__Stored data__
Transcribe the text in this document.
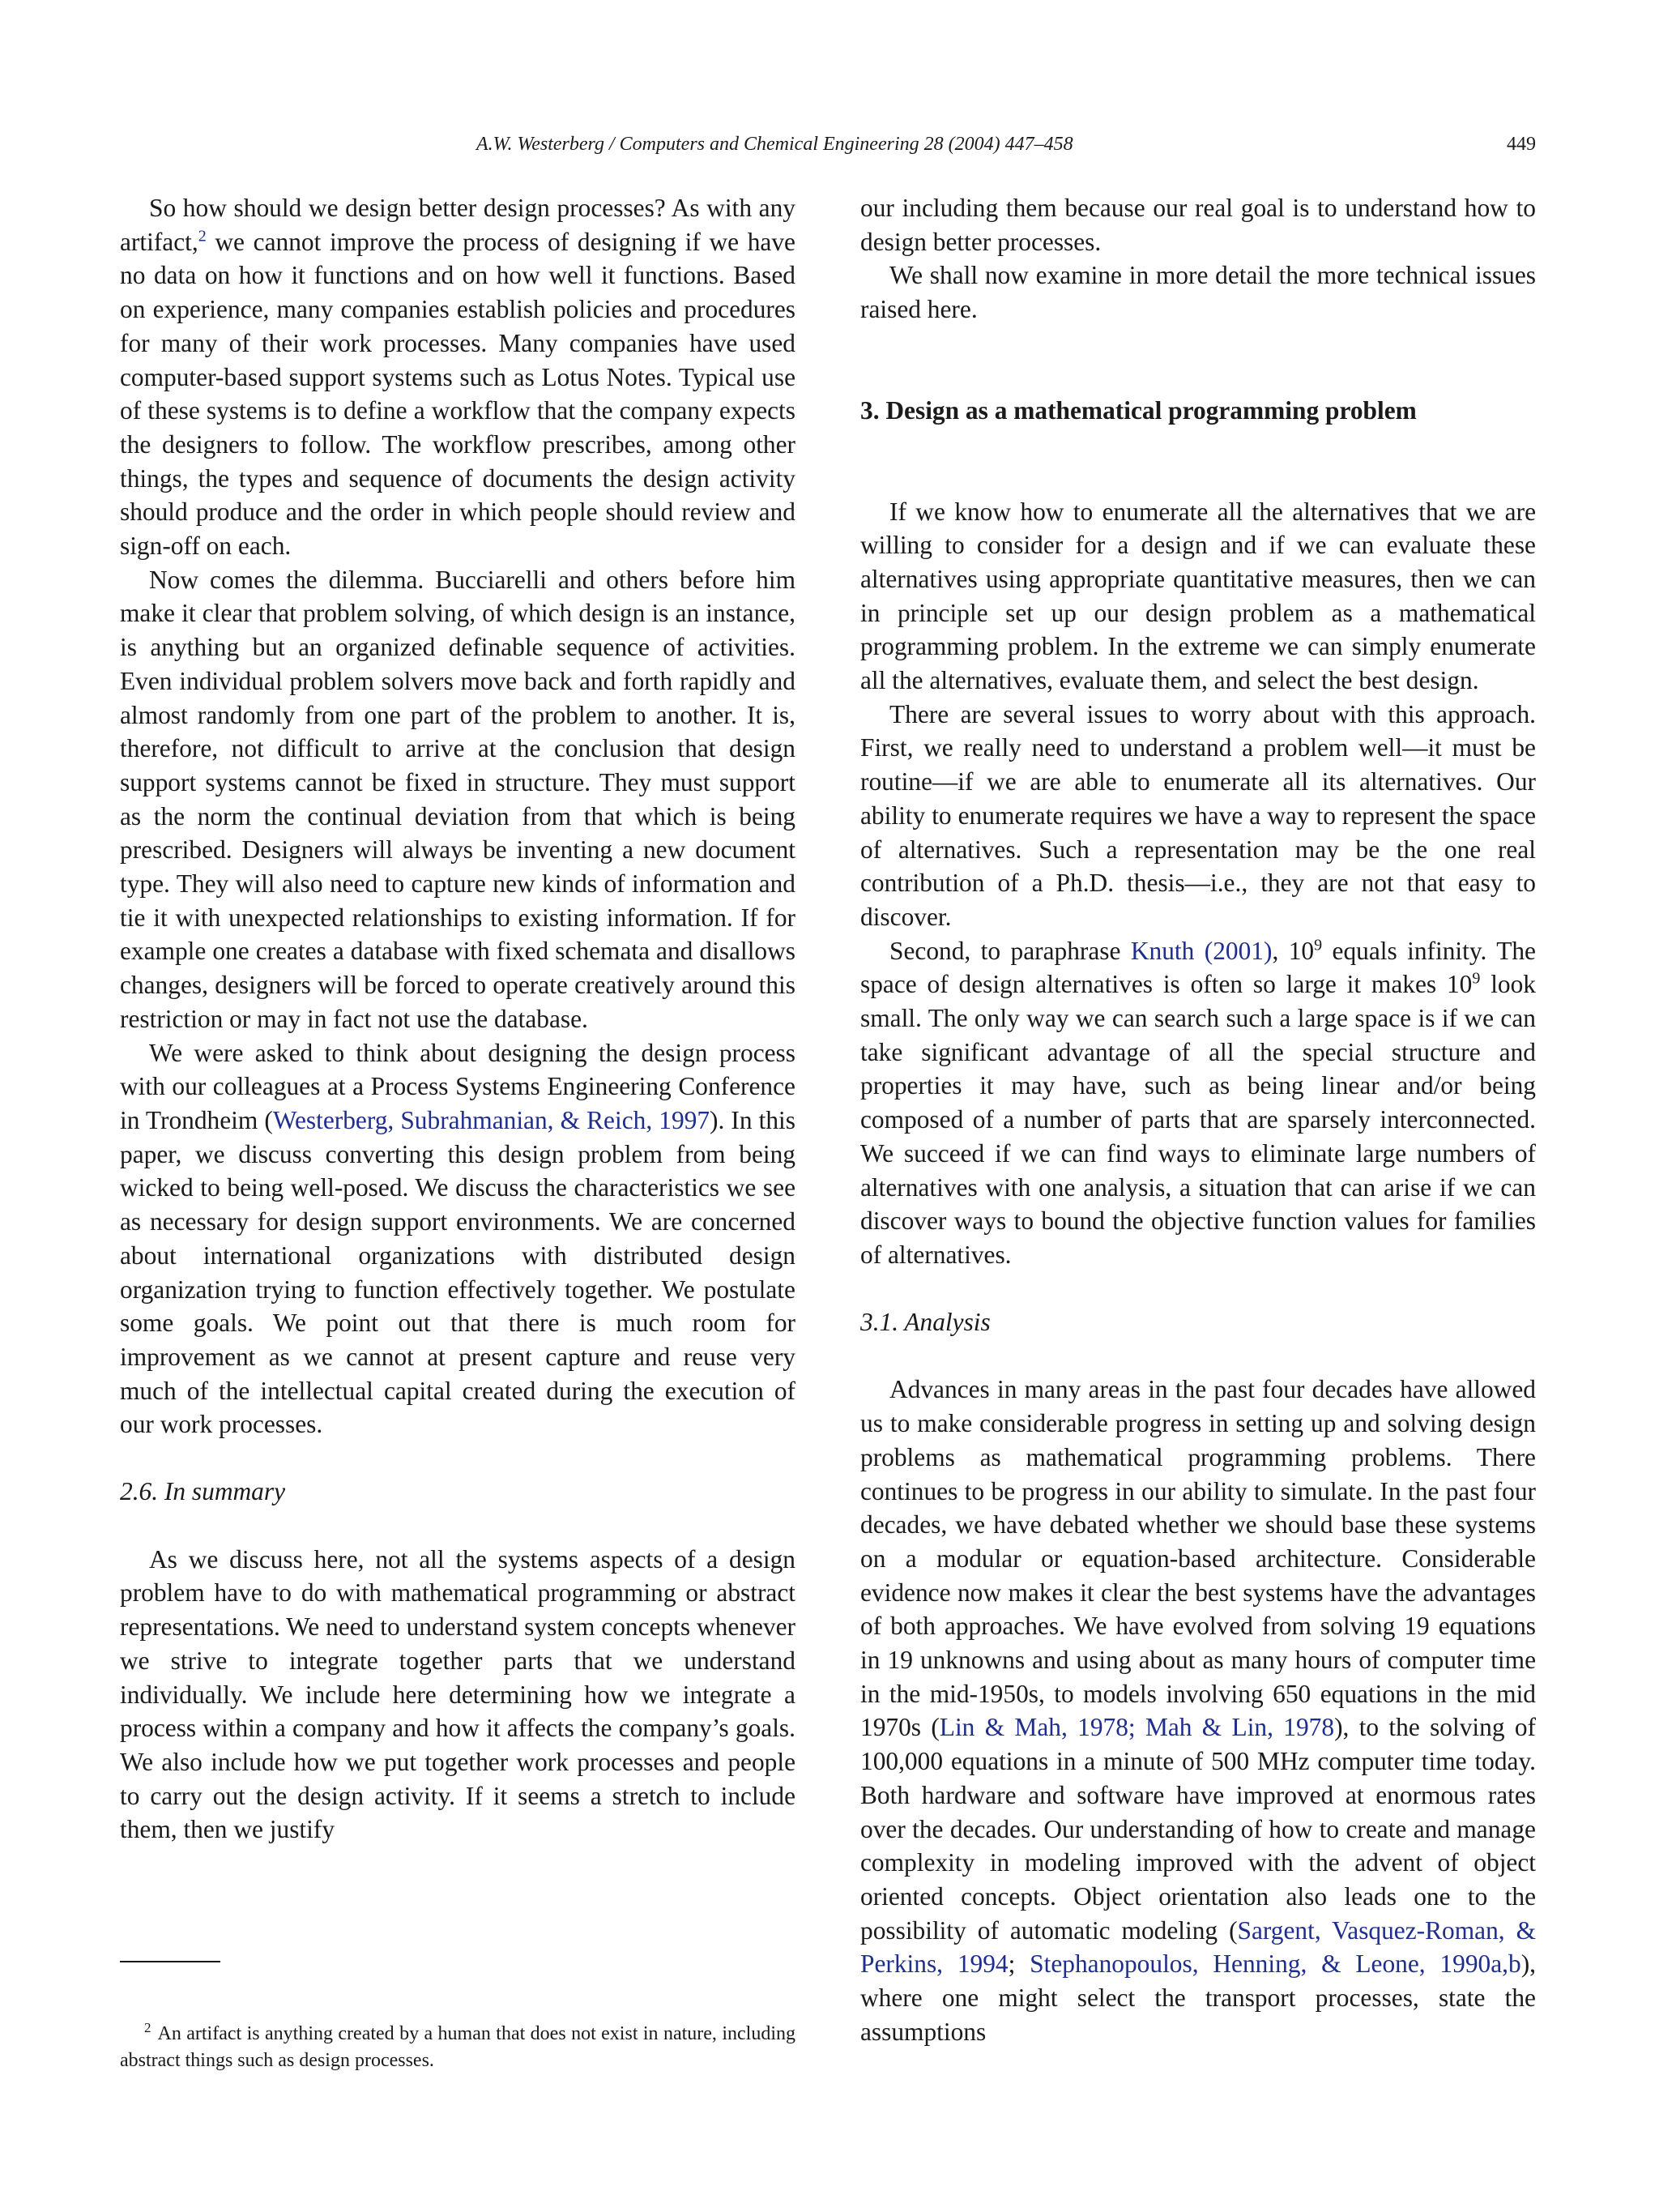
A.W. Westerberg / Computers and Chemical Engineering 28 (2004) 447–458	449

So how should we design better design processes? As with any artifact,$^2$ we cannot improve the process of designing if we have no data on how it functions and on how well it functions. Based on experience, many companies establish policies and procedures for many of their work processes. Many companies have used computer-based support systems such as Lotus Notes. Typical use of these systems is to define a workflow that the company expects the designers to follow. The workflow prescribes, among other things, the types and sequence of documents the design activity should produce and the order in which people should review and sign-off on each.

Now comes the dilemma. Bucciarelli and others before him make it clear that problem solving, of which design is an instance, is anything but an organized definable sequence of activities. Even individual problem solvers move back and forth rapidly and almost randomly from one part of the problem to another. It is, therefore, not difficult to arrive at the conclusion that design support systems cannot be fixed in structure. They must support as the norm the continual deviation from that which is being prescribed. Designers will always be inventing a new document type. They will also need to capture new kinds of information and tie it with unexpected relationships to existing information. If for example one creates a database with fixed schemata and disallows changes, designers will be forced to operate creatively around this restriction or may in fact not use the database.

We were asked to think about designing the design process with our colleagues at a Process Systems Engineering Conference in Trondheim (Westerberg, Subrahmanian, & Reich, 1997). In this paper, we discuss converting this design problem from being wicked to being well-posed. We discuss the characteristics we see as necessary for design support environments. We are concerned about international organizations with distributed design organization trying to function effectively together. We postulate some goals. We point out that there is much room for improvement as we cannot at present capture and reuse very much of the intellectual capital created during the execution of our work processes.

2.6. In summary

As we discuss here, not all the systems aspects of a design problem have to do with mathematical programming or abstract representations. We need to understand system concepts whenever we strive to integrate together parts that we understand individually. We include here determining how we integrate a process within a company and how it affects the company’s goals. We also include how we put together work processes and people to carry out the design activity. If it seems a stretch to include them, then we justify

$^2$ An artifact is anything created by a human that does not exist in nature, including abstract things such as design processes.

our including them because our real goal is to understand how to design better processes.

We shall now examine in more detail the more technical issues raised here.

3. Design as a mathematical programming problem

If we know how to enumerate all the alternatives that we are willing to consider for a design and if we can evaluate these alternatives using appropriate quantitative measures, then we can in principle set up our design problem as a mathematical programming problem. In the extreme we can simply enumerate all the alternatives, evaluate them, and select the best design.

There are several issues to worry about with this approach. First, we really need to understand a problem well—it must be routine—if we are able to enumerate all its alternatives. Our ability to enumerate requires we have a way to represent the space of alternatives. Such a representation may be the one real contribution of a Ph.D. thesis—i.e., they are not that easy to discover.

Second, to paraphrase Knuth (2001), $10^9$ equals infinity. The space of design alternatives is often so large it makes $10^9$ look small. The only way we can search such a large space is if we can take significant advantage of all the special structure and properties it may have, such as being linear and/or being composed of a number of parts that are sparsely interconnected. We succeed if we can find ways to eliminate large numbers of alternatives with one analysis, a situation that can arise if we can discover ways to bound the objective function values for families of alternatives.

3.1. Analysis

Advances in many areas in the past four decades have allowed us to make considerable progress in setting up and solving design problems as mathematical programming problems. There continues to be progress in our ability to simulate. In the past four decades, we have debated whether we should base these systems on a modular or equation-based architecture. Considerable evidence now makes it clear the best systems have the advantages of both approaches. We have evolved from solving 19 equations in 19 unknowns and using about as many hours of computer time in the mid-1950s, to models involving 650 equations in the mid 1970s (Lin & Mah, 1978; Mah & Lin, 1978), to the solving of 100,000 equations in a minute of 500 MHz computer time today. Both hardware and software have improved at enormous rates over the decades. Our understanding of how to create and manage complexity in modeling improved with the advent of object oriented concepts. Object orientation also leads one to the possibility of automatic modeling (Sargent, Vasquez-Roman, & Perkins, 1994; Stephanopoulos, Henning, & Leone, 1990a,b), where one might select the transport processes, state the assumptions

__Exercise__
Take every line from the records above that has the word "including" and copy it.

__Complete answer__
$^2$ An artifact is anything created by a human that does not exist in nature, including abstract things such as design processes.
our including them because our real goal is to understand how to design better processes.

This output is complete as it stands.